:: ROWS ::
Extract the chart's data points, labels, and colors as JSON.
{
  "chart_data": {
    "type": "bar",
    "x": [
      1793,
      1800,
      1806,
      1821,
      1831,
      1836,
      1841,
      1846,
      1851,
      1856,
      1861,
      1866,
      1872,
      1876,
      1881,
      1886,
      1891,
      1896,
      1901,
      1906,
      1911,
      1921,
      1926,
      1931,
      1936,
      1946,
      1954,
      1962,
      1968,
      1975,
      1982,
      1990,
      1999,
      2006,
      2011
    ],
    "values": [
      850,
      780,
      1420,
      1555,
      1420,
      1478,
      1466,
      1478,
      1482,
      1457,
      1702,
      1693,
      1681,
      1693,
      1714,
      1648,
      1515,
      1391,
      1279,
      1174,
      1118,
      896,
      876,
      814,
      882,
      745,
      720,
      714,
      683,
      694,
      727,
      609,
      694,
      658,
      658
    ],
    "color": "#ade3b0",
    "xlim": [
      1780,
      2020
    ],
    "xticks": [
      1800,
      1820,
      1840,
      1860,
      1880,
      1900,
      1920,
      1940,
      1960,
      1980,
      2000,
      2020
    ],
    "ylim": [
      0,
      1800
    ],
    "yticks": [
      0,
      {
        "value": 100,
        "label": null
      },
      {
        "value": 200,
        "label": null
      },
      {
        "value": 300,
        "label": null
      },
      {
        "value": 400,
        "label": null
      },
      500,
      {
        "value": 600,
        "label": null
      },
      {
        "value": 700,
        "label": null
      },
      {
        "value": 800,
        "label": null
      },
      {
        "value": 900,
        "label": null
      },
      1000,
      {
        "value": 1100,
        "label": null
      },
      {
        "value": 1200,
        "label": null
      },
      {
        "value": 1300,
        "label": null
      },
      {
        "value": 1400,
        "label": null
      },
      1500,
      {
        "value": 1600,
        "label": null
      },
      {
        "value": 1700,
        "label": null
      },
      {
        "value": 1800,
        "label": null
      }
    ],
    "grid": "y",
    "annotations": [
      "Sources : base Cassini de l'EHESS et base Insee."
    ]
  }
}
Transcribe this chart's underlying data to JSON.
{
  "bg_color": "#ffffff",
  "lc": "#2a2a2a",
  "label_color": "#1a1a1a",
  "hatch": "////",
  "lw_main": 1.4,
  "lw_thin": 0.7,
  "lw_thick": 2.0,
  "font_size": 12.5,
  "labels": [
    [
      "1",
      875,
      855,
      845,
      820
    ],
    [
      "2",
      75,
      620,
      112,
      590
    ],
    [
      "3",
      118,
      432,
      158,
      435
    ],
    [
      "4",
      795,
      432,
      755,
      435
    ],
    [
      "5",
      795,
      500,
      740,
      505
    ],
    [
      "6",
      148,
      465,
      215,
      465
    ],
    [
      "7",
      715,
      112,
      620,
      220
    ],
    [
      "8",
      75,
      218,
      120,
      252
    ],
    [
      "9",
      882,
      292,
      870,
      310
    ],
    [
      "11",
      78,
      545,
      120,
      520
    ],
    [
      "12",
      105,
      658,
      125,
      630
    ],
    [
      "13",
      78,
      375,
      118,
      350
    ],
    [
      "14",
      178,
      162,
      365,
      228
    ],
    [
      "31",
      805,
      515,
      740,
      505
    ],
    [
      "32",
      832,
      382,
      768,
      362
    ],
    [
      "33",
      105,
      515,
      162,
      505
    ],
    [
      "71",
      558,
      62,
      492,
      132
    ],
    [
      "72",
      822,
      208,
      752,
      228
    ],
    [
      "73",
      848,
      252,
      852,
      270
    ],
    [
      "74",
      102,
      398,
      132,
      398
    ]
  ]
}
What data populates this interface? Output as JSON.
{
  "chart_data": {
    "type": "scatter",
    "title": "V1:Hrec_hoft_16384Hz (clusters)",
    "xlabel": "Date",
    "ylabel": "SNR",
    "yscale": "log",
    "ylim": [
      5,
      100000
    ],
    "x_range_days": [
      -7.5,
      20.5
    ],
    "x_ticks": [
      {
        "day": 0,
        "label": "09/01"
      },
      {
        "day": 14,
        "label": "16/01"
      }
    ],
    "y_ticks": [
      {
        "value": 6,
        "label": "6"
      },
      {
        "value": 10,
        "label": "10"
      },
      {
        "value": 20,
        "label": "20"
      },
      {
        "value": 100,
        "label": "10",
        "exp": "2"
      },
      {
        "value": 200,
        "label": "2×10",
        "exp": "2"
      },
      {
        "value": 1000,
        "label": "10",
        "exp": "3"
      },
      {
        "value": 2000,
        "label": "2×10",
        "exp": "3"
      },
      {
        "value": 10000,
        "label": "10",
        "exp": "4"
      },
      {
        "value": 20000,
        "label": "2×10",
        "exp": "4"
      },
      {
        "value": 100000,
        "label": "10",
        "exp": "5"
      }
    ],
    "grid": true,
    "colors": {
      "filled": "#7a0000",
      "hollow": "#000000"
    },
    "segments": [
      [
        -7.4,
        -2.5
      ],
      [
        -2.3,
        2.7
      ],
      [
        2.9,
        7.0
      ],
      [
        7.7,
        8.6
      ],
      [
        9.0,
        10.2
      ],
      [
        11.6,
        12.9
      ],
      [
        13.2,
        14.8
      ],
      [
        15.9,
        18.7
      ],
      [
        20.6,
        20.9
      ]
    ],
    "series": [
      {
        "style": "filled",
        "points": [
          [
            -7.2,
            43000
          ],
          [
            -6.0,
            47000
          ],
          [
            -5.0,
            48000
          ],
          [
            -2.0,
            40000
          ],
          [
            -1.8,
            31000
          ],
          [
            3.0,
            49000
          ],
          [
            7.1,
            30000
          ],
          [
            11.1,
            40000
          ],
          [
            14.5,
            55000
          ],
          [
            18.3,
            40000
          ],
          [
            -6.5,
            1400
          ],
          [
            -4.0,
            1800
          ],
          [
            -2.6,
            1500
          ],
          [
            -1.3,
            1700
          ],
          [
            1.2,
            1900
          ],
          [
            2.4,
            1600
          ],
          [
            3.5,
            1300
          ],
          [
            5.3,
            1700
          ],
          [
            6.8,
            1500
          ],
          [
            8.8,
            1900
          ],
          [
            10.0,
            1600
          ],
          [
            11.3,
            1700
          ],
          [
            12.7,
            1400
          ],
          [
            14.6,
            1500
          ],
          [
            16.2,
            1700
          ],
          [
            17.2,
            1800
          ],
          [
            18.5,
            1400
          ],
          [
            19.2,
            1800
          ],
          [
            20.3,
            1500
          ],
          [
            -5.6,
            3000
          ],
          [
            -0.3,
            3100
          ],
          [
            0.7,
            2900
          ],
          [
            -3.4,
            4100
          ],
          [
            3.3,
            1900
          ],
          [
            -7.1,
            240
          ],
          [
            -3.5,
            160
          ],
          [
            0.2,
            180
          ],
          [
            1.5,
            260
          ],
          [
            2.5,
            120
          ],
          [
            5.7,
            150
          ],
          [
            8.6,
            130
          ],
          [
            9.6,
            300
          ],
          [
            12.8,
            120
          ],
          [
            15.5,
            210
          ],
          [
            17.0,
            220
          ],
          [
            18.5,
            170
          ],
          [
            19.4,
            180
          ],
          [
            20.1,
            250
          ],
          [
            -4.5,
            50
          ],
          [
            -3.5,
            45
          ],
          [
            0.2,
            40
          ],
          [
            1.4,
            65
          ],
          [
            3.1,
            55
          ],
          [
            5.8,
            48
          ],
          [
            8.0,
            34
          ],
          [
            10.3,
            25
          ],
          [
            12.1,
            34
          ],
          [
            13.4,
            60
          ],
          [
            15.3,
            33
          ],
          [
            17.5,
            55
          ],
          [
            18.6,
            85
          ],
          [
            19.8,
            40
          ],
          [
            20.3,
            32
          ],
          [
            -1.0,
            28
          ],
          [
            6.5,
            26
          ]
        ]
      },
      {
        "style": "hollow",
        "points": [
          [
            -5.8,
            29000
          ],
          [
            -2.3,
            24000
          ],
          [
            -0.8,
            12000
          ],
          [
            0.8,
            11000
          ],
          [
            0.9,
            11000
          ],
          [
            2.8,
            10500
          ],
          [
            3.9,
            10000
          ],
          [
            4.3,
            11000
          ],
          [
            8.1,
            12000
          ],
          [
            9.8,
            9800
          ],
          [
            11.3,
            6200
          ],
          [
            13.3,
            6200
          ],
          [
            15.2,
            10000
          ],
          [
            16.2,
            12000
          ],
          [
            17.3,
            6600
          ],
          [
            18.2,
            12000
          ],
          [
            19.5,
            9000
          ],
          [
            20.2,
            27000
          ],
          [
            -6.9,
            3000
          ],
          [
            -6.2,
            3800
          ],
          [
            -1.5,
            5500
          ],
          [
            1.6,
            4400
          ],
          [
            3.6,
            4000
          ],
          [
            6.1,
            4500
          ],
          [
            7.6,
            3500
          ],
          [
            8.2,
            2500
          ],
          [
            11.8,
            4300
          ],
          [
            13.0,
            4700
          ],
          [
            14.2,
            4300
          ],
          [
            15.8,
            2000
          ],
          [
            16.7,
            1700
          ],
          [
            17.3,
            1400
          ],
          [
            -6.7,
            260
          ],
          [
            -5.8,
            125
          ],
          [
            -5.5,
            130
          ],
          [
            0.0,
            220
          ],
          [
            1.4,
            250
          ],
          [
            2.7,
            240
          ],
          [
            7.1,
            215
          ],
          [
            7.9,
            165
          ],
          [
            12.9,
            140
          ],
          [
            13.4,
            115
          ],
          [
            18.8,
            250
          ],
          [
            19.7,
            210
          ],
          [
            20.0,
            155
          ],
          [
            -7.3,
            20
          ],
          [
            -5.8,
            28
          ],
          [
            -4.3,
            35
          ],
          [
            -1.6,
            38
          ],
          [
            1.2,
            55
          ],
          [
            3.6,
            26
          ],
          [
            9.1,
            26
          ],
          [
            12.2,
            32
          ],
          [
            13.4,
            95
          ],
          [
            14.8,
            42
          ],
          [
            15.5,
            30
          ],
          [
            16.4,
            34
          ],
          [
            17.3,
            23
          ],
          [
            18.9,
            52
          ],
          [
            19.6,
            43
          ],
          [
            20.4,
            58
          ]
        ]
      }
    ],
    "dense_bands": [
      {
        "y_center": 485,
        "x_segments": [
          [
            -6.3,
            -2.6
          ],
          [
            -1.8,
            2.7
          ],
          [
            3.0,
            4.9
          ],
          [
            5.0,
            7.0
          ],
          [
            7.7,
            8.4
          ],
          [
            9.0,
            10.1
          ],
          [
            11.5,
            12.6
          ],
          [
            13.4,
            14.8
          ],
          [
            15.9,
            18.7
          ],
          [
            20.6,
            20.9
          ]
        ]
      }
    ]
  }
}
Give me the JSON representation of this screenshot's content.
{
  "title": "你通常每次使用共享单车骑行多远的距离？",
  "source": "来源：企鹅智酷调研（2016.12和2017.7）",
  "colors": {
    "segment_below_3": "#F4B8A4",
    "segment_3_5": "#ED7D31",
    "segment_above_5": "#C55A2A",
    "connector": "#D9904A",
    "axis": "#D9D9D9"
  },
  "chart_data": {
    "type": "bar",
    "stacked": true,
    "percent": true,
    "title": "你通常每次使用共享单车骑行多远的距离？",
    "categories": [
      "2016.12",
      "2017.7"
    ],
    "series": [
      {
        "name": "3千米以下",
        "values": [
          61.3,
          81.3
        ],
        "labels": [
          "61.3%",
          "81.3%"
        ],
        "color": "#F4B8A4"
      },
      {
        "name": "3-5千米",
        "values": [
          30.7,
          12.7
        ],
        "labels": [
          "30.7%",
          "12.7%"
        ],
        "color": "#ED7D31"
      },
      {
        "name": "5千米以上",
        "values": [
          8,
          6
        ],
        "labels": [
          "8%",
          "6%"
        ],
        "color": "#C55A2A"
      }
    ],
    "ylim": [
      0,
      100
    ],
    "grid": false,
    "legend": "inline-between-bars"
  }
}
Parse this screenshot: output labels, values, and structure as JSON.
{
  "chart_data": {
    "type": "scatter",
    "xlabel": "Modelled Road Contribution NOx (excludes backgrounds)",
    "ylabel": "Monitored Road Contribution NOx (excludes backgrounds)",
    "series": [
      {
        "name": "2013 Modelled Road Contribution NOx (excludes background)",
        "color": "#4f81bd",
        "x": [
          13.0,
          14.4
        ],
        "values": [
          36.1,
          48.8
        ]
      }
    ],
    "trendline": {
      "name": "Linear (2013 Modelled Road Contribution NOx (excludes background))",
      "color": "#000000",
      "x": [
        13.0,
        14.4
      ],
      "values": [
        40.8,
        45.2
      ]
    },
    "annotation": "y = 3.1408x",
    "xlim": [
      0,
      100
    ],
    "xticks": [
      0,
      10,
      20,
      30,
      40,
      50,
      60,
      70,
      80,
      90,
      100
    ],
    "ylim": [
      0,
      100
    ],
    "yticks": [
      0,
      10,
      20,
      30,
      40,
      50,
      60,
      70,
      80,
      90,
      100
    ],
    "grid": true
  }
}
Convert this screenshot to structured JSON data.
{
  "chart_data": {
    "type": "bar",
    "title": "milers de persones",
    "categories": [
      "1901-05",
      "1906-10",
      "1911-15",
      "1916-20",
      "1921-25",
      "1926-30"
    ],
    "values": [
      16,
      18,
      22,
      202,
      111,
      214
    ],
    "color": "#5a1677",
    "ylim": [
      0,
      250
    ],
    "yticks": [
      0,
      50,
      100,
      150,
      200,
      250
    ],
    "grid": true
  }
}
:::
TASK INSTRUCTIONS - Each line from the one containing "Parse this screenshot: output" to the end of the listing above should be copied exactly, and nothing else.

SOLUTION TO THE EXERCISE -
Parse this screenshot: output labels, values, and structure as JSON.
{
  "chart_data": {
    "type": "scatter",
    "xlabel": "Modelled Road Contribution NOx (excludes backgrounds)",
    "ylabel": "Monitored Road Contribution NOx (excludes backgrounds)",
    "series": [
      {
        "name": "2013 Modelled Road Contribution NOx (excludes background)",
        "color": "#4f81bd",
        "x": [
          13.0,
          14.4
        ],
        "values": [
          36.1,
          48.8
        ]
      }
    ],
    "trendline": {
      "name": "Linear (2013 Modelled Road Contribution NOx (excludes background))",
      "color": "#000000",
      "x": [
        13.0,
        14.4
      ],
      "values": [
        40.8,
        45.2
      ]
    },
    "annotation": "y = 3.1408x",
    "xlim": [
      0,
      100
    ],
    "xticks": [
      0,
      10,
      20,
      30,
      40,
      50,
      60,
      70,
      80,
      90,
      100
    ],
    "ylim": [
      0,
      100
    ],
    "yticks": [
      0,
      10,
      20,
      30,
      40,
      50,
      60,
      70,
      80,
      90,
      100
    ],
    "grid": true
  }
}
Convert this screenshot to structured JSON data.
{
  "chart_data": {
    "type": "bar",
    "title": "milers de persones",
    "categories": [
      "1901-05",
      "1906-10",
      "1911-15",
      "1916-20",
      "1921-25",
      "1926-30"
    ],
    "values": [
      16,
      18,
      22,
      202,
      111,
      214
    ],
    "color": "#5a1677",
    "ylim": [
      0,
      250
    ],
    "yticks": [
      0,
      50,
      100,
      150,
      200,
      250
    ],
    "grid": true
  }
}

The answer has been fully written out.